-- begin TASK INPUTS --

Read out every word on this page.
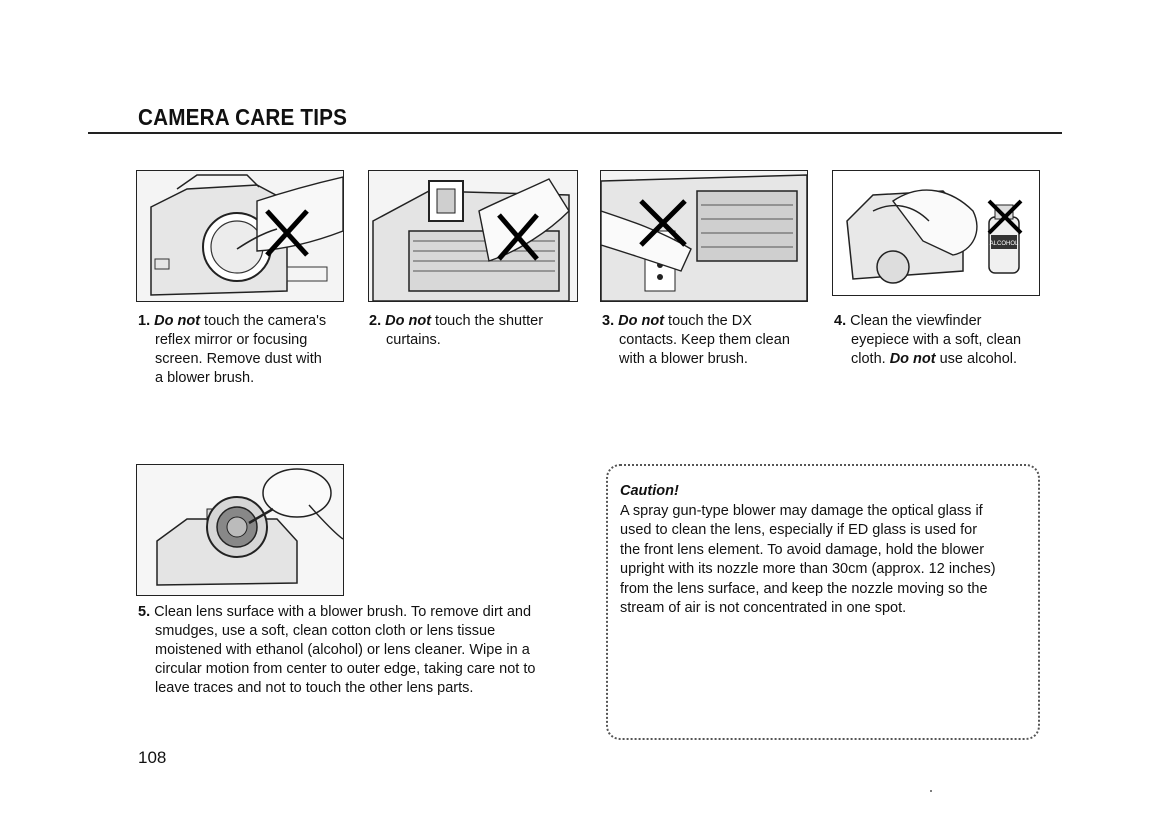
CAMERA CARE TIPS
ALCOHOL
1. Do not touch the camera's
reflex mirror or focusing
screen. Remove dust with
a blower brush.
2. Do not touch the shutter
curtains.
3. Do not touch the DX
contacts. Keep them clean
with a blower brush.
4. Clean the viewfinder
eyepiece with a soft, clean
cloth. Do not use alcohol.
5. Clean lens surface with a blower brush. To remove dirt and
smudges, use a soft, clean cotton cloth or lens tissue
moistened with ethanol (alcohol) or lens cleaner. Wipe in a
circular motion from center to outer edge, taking care not to
leave traces and not to touch the other lens parts.
Caution!
A spray gun-type blower may damage the optical glass if
used to clean the lens, especially if ED glass is used for
the front lens element. To avoid damage, hold the blower
upright with its nozzle more than 30cm (approx. 12 inches)
from the lens surface, and keep the nozzle moving so the
stream of air is not concentrated in one spot.
108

-- end TASK INPUTS --

• WHAT TO WORK ON: Your task is to gather all lines from the entries above that hold the word "touch".

• PROBLEM SOLUTION:
1. Do not touch the camera's
2. Do not touch the shutter
3. Do not touch the DX
leave traces and not to touch the other lens parts.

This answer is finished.